>> begin Task material
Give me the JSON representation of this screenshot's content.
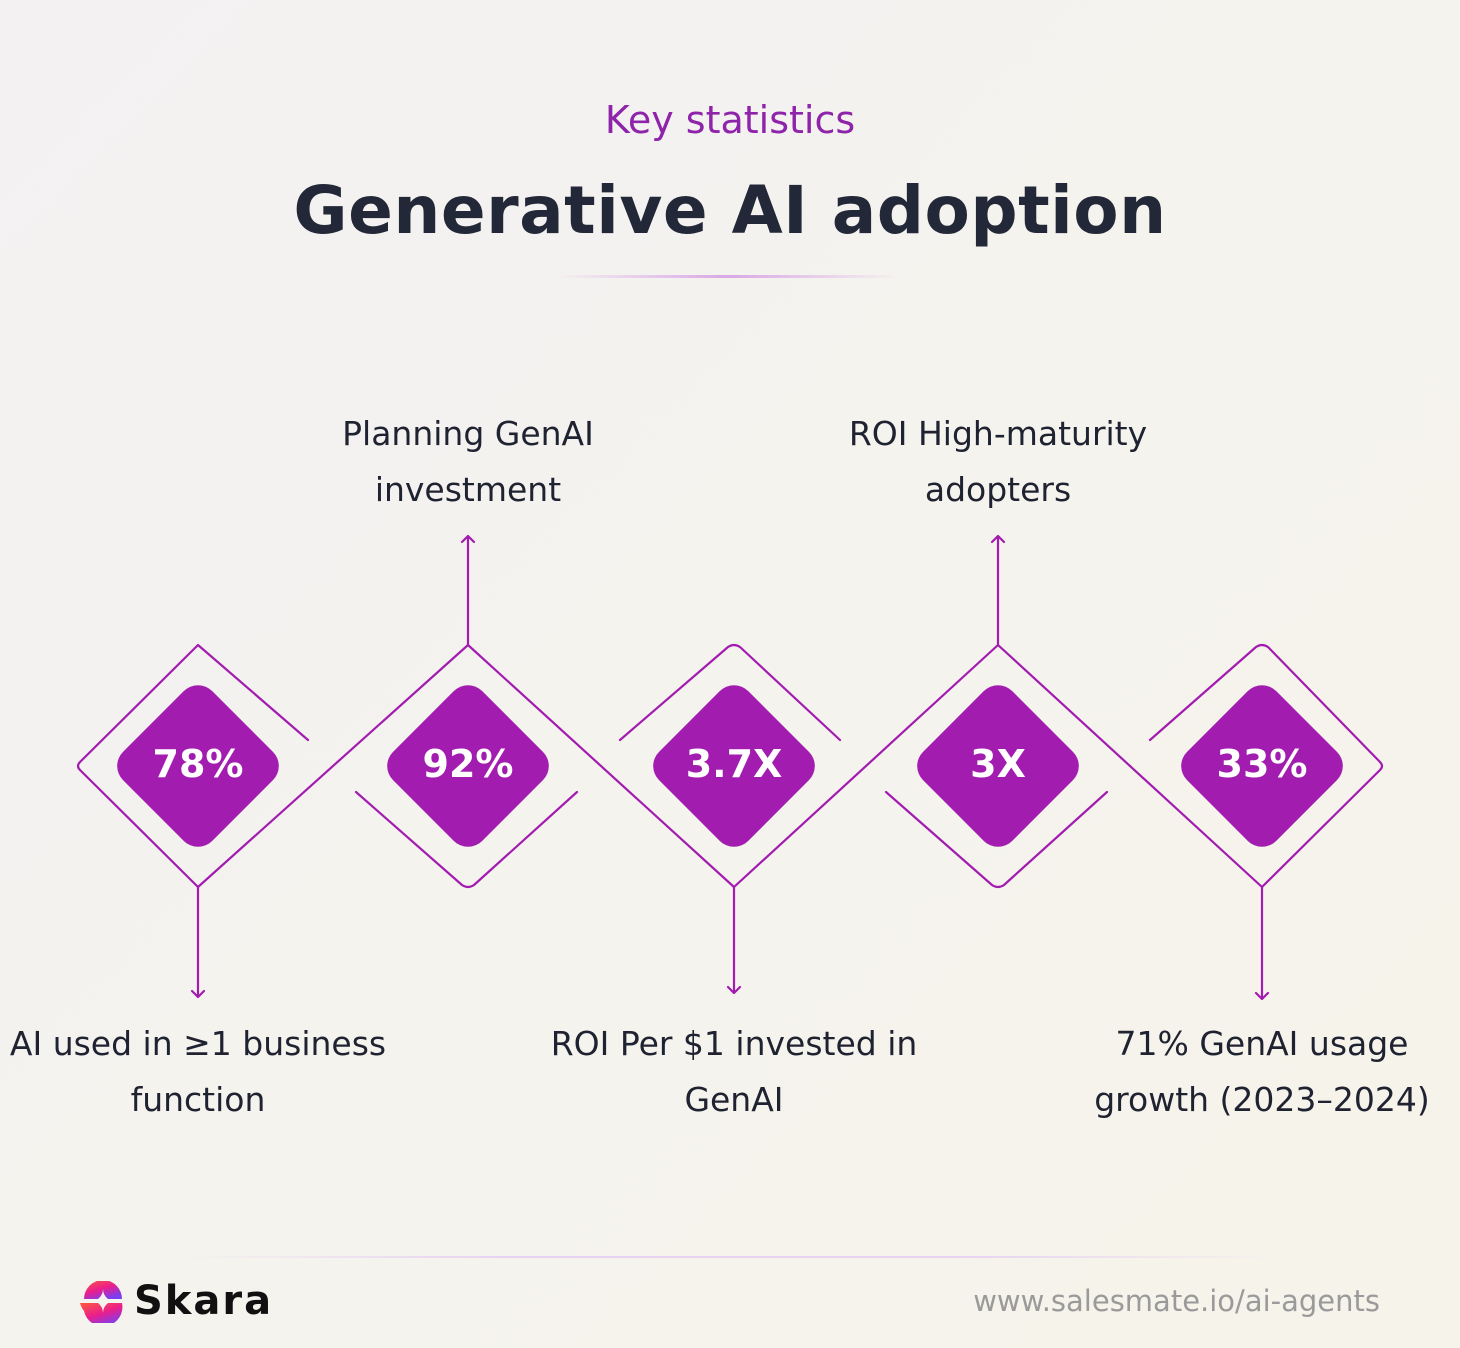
{
  "header": {
    "kicker": "Key statistics",
    "title": "Generative AI adoption"
  },
  "stats": [
    {
      "value": "78%",
      "label_line1": "AI used in ≥1 business",
      "label_line2": "function",
      "label_position": "below"
    },
    {
      "value": "92%",
      "label_line1": "Planning GenAI",
      "label_line2": "investment",
      "label_position": "above"
    },
    {
      "value": "3.7X",
      "label_line1": "ROI Per $1 invested in",
      "label_line2": "GenAI",
      "label_position": "below"
    },
    {
      "value": "3X",
      "label_line1": "ROI High-maturity",
      "label_line2": "adopters",
      "label_position": "above"
    },
    {
      "value": "33%",
      "label_line1": "71% GenAI usage",
      "label_line2": "growth (2023–2024)",
      "label_position": "below"
    }
  ],
  "footer": {
    "brand": "Skara",
    "url": "www.salesmate.io/ai-agents"
  },
  "colors": {
    "accent": "#A21CAF",
    "kicker": "#8E24AA",
    "title": "#232838",
    "logo_gradient": [
      "#FF5A3C",
      "#E91E8C",
      "#7B3FF2"
    ]
  }
}
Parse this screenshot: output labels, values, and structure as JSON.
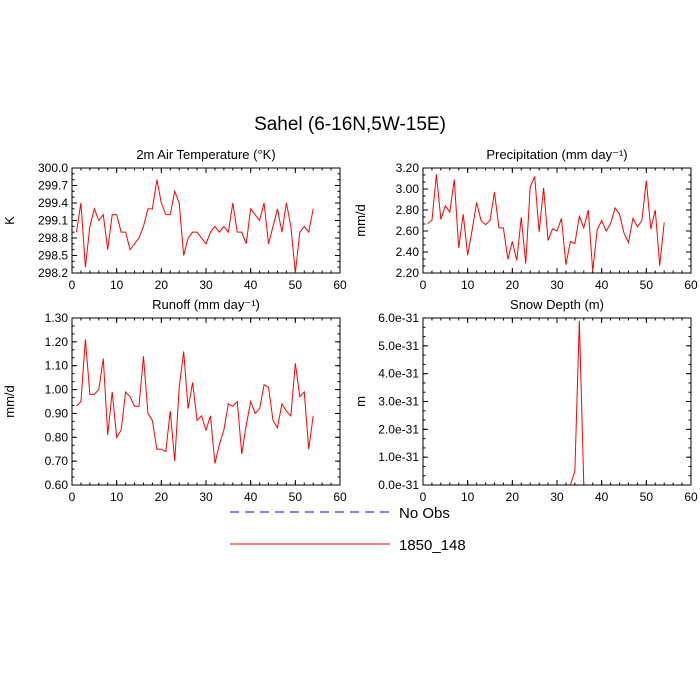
{
  "figure": {
    "title": "Sahel (6-16N,5W-15E)",
    "legend": [
      {
        "label": "No Obs",
        "color": "#0000ff",
        "dash": true
      },
      {
        "label": "1850_148",
        "color": "#ff0000",
        "dash": false
      }
    ]
  },
  "chart_data": [
    {
      "type": "line",
      "title": "2m Air Temperature (°K)",
      "ylabel": "K",
      "xlim": [
        0,
        60
      ],
      "ylim": [
        298.2,
        300.0
      ],
      "xticks": [
        "0",
        "10",
        "20",
        "30",
        "40",
        "50",
        "60"
      ],
      "yticks": [
        "298.2",
        "298.5",
        "298.8",
        "299.1",
        "299.4",
        "299.7",
        "300.0"
      ],
      "series": [
        {
          "color": "#ff0000",
          "x": [
            1,
            2,
            3,
            4,
            5,
            6,
            7,
            8,
            9,
            10,
            11,
            12,
            13,
            14,
            15,
            16,
            17,
            18,
            19,
            20,
            21,
            22,
            23,
            24,
            25,
            26,
            27,
            28,
            29,
            30,
            31,
            32,
            33,
            34,
            35,
            36,
            37,
            38,
            39,
            40,
            41,
            42,
            43,
            44,
            45,
            46,
            47,
            48,
            49,
            50,
            51,
            52,
            53,
            54
          ],
          "y": [
            298.9,
            299.4,
            298.3,
            299.0,
            299.3,
            299.1,
            299.2,
            298.6,
            299.2,
            299.2,
            298.9,
            298.9,
            298.6,
            298.7,
            298.8,
            299.0,
            299.3,
            299.3,
            299.8,
            299.4,
            299.2,
            299.2,
            299.6,
            299.4,
            298.5,
            298.8,
            298.9,
            298.9,
            298.8,
            298.7,
            298.9,
            299.0,
            298.9,
            299.0,
            298.9,
            299.4,
            298.9,
            298.9,
            298.7,
            299.3,
            299.2,
            299.1,
            299.4,
            298.7,
            299.0,
            299.3,
            298.9,
            299.4,
            299.0,
            298.2,
            298.9,
            299.0,
            298.9,
            299.3
          ]
        }
      ]
    },
    {
      "type": "line",
      "title": "Precipitation (mm day⁻¹)",
      "ylabel": "mm/d",
      "xlim": [
        0,
        60
      ],
      "ylim": [
        2.2,
        3.2
      ],
      "xticks": [
        "0",
        "10",
        "20",
        "30",
        "40",
        "50",
        "60"
      ],
      "yticks": [
        "2.20",
        "2.40",
        "2.60",
        "2.80",
        "3.00",
        "3.20"
      ],
      "series": [
        {
          "color": "#ff0000",
          "x": [
            1,
            2,
            3,
            4,
            5,
            6,
            7,
            8,
            9,
            10,
            11,
            12,
            13,
            14,
            15,
            16,
            17,
            18,
            19,
            20,
            21,
            22,
            23,
            24,
            25,
            26,
            27,
            28,
            29,
            30,
            31,
            32,
            33,
            34,
            35,
            36,
            37,
            38,
            39,
            40,
            41,
            42,
            43,
            44,
            45,
            46,
            47,
            48,
            49,
            50,
            51,
            52,
            53,
            54
          ],
          "y": [
            2.67,
            2.7,
            3.14,
            2.71,
            2.84,
            2.78,
            3.09,
            2.44,
            2.76,
            2.37,
            2.61,
            2.87,
            2.7,
            2.66,
            2.7,
            2.97,
            2.63,
            2.63,
            2.33,
            2.5,
            2.32,
            2.73,
            2.29,
            3.02,
            3.12,
            2.59,
            3.01,
            2.51,
            2.62,
            2.6,
            2.72,
            2.28,
            2.5,
            2.48,
            2.74,
            2.63,
            2.8,
            2.22,
            2.61,
            2.7,
            2.6,
            2.67,
            2.82,
            2.76,
            2.58,
            2.49,
            2.72,
            2.64,
            2.7,
            3.08,
            2.62,
            2.8,
            2.27,
            2.68
          ]
        }
      ]
    },
    {
      "type": "line",
      "title": "Runoff (mm day⁻¹)",
      "ylabel": "mm/d",
      "xlim": [
        0,
        60
      ],
      "ylim": [
        0.6,
        1.3
      ],
      "xticks": [
        "0",
        "10",
        "20",
        "30",
        "40",
        "50",
        "60"
      ],
      "yticks": [
        "0.60",
        "0.70",
        "0.80",
        "0.90",
        "1.00",
        "1.10",
        "1.20",
        "1.30"
      ],
      "series": [
        {
          "color": "#ff0000",
          "x": [
            1,
            2,
            3,
            4,
            5,
            6,
            7,
            8,
            9,
            10,
            11,
            12,
            13,
            14,
            15,
            16,
            17,
            18,
            19,
            20,
            21,
            22,
            23,
            24,
            25,
            26,
            27,
            28,
            29,
            30,
            31,
            32,
            33,
            34,
            35,
            36,
            37,
            38,
            39,
            40,
            41,
            42,
            43,
            44,
            45,
            46,
            47,
            48,
            49,
            50,
            51,
            52,
            53,
            54
          ],
          "y": [
            0.93,
            0.95,
            1.21,
            0.98,
            0.98,
            1.0,
            1.13,
            0.81,
            0.99,
            0.8,
            0.83,
            0.99,
            0.97,
            0.93,
            0.93,
            1.14,
            0.9,
            0.87,
            0.75,
            0.75,
            0.74,
            0.91,
            0.7,
            1.01,
            1.16,
            0.92,
            1.03,
            0.87,
            0.89,
            0.83,
            0.89,
            0.69,
            0.77,
            0.83,
            0.94,
            0.93,
            0.95,
            0.73,
            0.85,
            0.95,
            0.9,
            0.92,
            1.02,
            1.01,
            0.87,
            0.84,
            0.94,
            0.91,
            0.89,
            1.11,
            0.97,
            0.99,
            0.75,
            0.89
          ]
        }
      ]
    },
    {
      "type": "line",
      "title": "Snow Depth (m)",
      "ylabel": "m",
      "xlim": [
        0,
        60
      ],
      "ylim": [
        0,
        6e-31
      ],
      "xticks": [
        "0",
        "10",
        "20",
        "30",
        "40",
        "50",
        "60"
      ],
      "yticks": [
        "0.0e-31",
        "1.0e-31",
        "2.0e-31",
        "3.0e-31",
        "4.0e-31",
        "5.0e-31",
        "6.0e-31"
      ],
      "series": [
        {
          "color": "#ff0000",
          "x": [
            33,
            34,
            35,
            36
          ],
          "y": [
            0,
            5e-32,
            5.9e-31,
            0
          ]
        }
      ]
    }
  ]
}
>> end Task material
Give back the entries verbatim. Do not include any picture.

Give me the JSON representation of this screenshot's content.
{
  "header": {
    "kicker": "Key statistics",
    "title": "Generative AI adoption"
  },
  "stats": [
    {
      "value": "78%",
      "label_line1": "AI used in ≥1 business",
      "label_line2": "function",
      "label_position": "below"
    },
    {
      "value": "92%",
      "label_line1": "Planning GenAI",
      "label_line2": "investment",
      "label_position": "above"
    },
    {
      "value": "3.7X",
      "label_line1": "ROI Per $1 invested in",
      "label_line2": "GenAI",
      "label_position": "below"
    },
    {
      "value": "3X",
      "label_line1": "ROI High-maturity",
      "label_line2": "adopters",
      "label_position": "above"
    },
    {
      "value": "33%",
      "label_line1": "71% GenAI usage",
      "label_line2": "growth (2023–2024)",
      "label_position": "below"
    }
  ],
  "footer": {
    "brand": "Skara",
    "url": "www.salesmate.io/ai-agents"
  },
  "colors": {
    "accent": "#A21CAF",
    "kicker": "#8E24AA",
    "title": "#232838",
    "logo_gradient": [
      "#FF5A3C",
      "#E91E8C",
      "#7B3FF2"
    ]
  }
}
Parse this screenshot: output labels, values, and structure as JSON.
{
  "figure": {
    "title": "Sahel (6-16N,5W-15E)",
    "legend": [
      {
        "label": "No Obs",
        "color": "#0000ff",
        "dash": true
      },
      {
        "label": "1850_148",
        "color": "#ff0000",
        "dash": false
      }
    ]
  },
  "chart_data": [
    {
      "type": "line",
      "title": "2m Air Temperature (°K)",
      "ylabel": "K",
      "xlim": [
        0,
        60
      ],
      "ylim": [
        298.2,
        300.0
      ],
      "xticks": [
        "0",
        "10",
        "20",
        "30",
        "40",
        "50",
        "60"
      ],
      "yticks": [
        "298.2",
        "298.5",
        "298.8",
        "299.1",
        "299.4",
        "299.7",
        "300.0"
      ],
      "series": [
        {
          "color": "#ff0000",
          "x": [
            1,
            2,
            3,
            4,
            5,
            6,
            7,
            8,
            9,
            10,
            11,
            12,
            13,
            14,
            15,
            16,
            17,
            18,
            19,
            20,
            21,
            22,
            23,
            24,
            25,
            26,
            27,
            28,
            29,
            30,
            31,
            32,
            33,
            34,
            35,
            36,
            37,
            38,
            39,
            40,
            41,
            42,
            43,
            44,
            45,
            46,
            47,
            48,
            49,
            50,
            51,
            52,
            53,
            54
          ],
          "y": [
            298.9,
            299.4,
            298.3,
            299.0,
            299.3,
            299.1,
            299.2,
            298.6,
            299.2,
            299.2,
            298.9,
            298.9,
            298.6,
            298.7,
            298.8,
            299.0,
            299.3,
            299.3,
            299.8,
            299.4,
            299.2,
            299.2,
            299.6,
            299.4,
            298.5,
            298.8,
            298.9,
            298.9,
            298.8,
            298.7,
            298.9,
            299.0,
            298.9,
            299.0,
            298.9,
            299.4,
            298.9,
            298.9,
            298.7,
            299.3,
            299.2,
            299.1,
            299.4,
            298.7,
            299.0,
            299.3,
            298.9,
            299.4,
            299.0,
            298.2,
            298.9,
            299.0,
            298.9,
            299.3
          ]
        }
      ]
    },
    {
      "type": "line",
      "title": "Precipitation (mm day⁻¹)",
      "ylabel": "mm/d",
      "xlim": [
        0,
        60
      ],
      "ylim": [
        2.2,
        3.2
      ],
      "xticks": [
        "0",
        "10",
        "20",
        "30",
        "40",
        "50",
        "60"
      ],
      "yticks": [
        "2.20",
        "2.40",
        "2.60",
        "2.80",
        "3.00",
        "3.20"
      ],
      "series": [
        {
          "color": "#ff0000",
          "x": [
            1,
            2,
            3,
            4,
            5,
            6,
            7,
            8,
            9,
            10,
            11,
            12,
            13,
            14,
            15,
            16,
            17,
            18,
            19,
            20,
            21,
            22,
            23,
            24,
            25,
            26,
            27,
            28,
            29,
            30,
            31,
            32,
            33,
            34,
            35,
            36,
            37,
            38,
            39,
            40,
            41,
            42,
            43,
            44,
            45,
            46,
            47,
            48,
            49,
            50,
            51,
            52,
            53,
            54
          ],
          "y": [
            2.67,
            2.7,
            3.14,
            2.71,
            2.84,
            2.78,
            3.09,
            2.44,
            2.76,
            2.37,
            2.61,
            2.87,
            2.7,
            2.66,
            2.7,
            2.97,
            2.63,
            2.63,
            2.33,
            2.5,
            2.32,
            2.73,
            2.29,
            3.02,
            3.12,
            2.59,
            3.01,
            2.51,
            2.62,
            2.6,
            2.72,
            2.28,
            2.5,
            2.48,
            2.74,
            2.63,
            2.8,
            2.22,
            2.61,
            2.7,
            2.6,
            2.67,
            2.82,
            2.76,
            2.58,
            2.49,
            2.72,
            2.64,
            2.7,
            3.08,
            2.62,
            2.8,
            2.27,
            2.68
          ]
        }
      ]
    },
    {
      "type": "line",
      "title": "Runoff (mm day⁻¹)",
      "ylabel": "mm/d",
      "xlim": [
        0,
        60
      ],
      "ylim": [
        0.6,
        1.3
      ],
      "xticks": [
        "0",
        "10",
        "20",
        "30",
        "40",
        "50",
        "60"
      ],
      "yticks": [
        "0.60",
        "0.70",
        "0.80",
        "0.90",
        "1.00",
        "1.10",
        "1.20",
        "1.30"
      ],
      "series": [
        {
          "color": "#ff0000",
          "x": [
            1,
            2,
            3,
            4,
            5,
            6,
            7,
            8,
            9,
            10,
            11,
            12,
            13,
            14,
            15,
            16,
            17,
            18,
            19,
            20,
            21,
            22,
            23,
            24,
            25,
            26,
            27,
            28,
            29,
            30,
            31,
            32,
            33,
            34,
            35,
            36,
            37,
            38,
            39,
            40,
            41,
            42,
            43,
            44,
            45,
            46,
            47,
            48,
            49,
            50,
            51,
            52,
            53,
            54
          ],
          "y": [
            0.93,
            0.95,
            1.21,
            0.98,
            0.98,
            1.0,
            1.13,
            0.81,
            0.99,
            0.8,
            0.83,
            0.99,
            0.97,
            0.93,
            0.93,
            1.14,
            0.9,
            0.87,
            0.75,
            0.75,
            0.74,
            0.91,
            0.7,
            1.01,
            1.16,
            0.92,
            1.03,
            0.87,
            0.89,
            0.83,
            0.89,
            0.69,
            0.77,
            0.83,
            0.94,
            0.93,
            0.95,
            0.73,
            0.85,
            0.95,
            0.9,
            0.92,
            1.02,
            1.01,
            0.87,
            0.84,
            0.94,
            0.91,
            0.89,
            1.11,
            0.97,
            0.99,
            0.75,
            0.89
          ]
        }
      ]
    },
    {
      "type": "line",
      "title": "Snow Depth (m)",
      "ylabel": "m",
      "xlim": [
        0,
        60
      ],
      "ylim": [
        0,
        6e-31
      ],
      "xticks": [
        "0",
        "10",
        "20",
        "30",
        "40",
        "50",
        "60"
      ],
      "yticks": [
        "0.0e-31",
        "1.0e-31",
        "2.0e-31",
        "3.0e-31",
        "4.0e-31",
        "5.0e-31",
        "6.0e-31"
      ],
      "series": [
        {
          "color": "#ff0000",
          "x": [
            33,
            34,
            35,
            36
          ],
          "y": [
            0,
            5e-32,
            5.9e-31,
            0
          ]
        }
      ]
    }
  ]
}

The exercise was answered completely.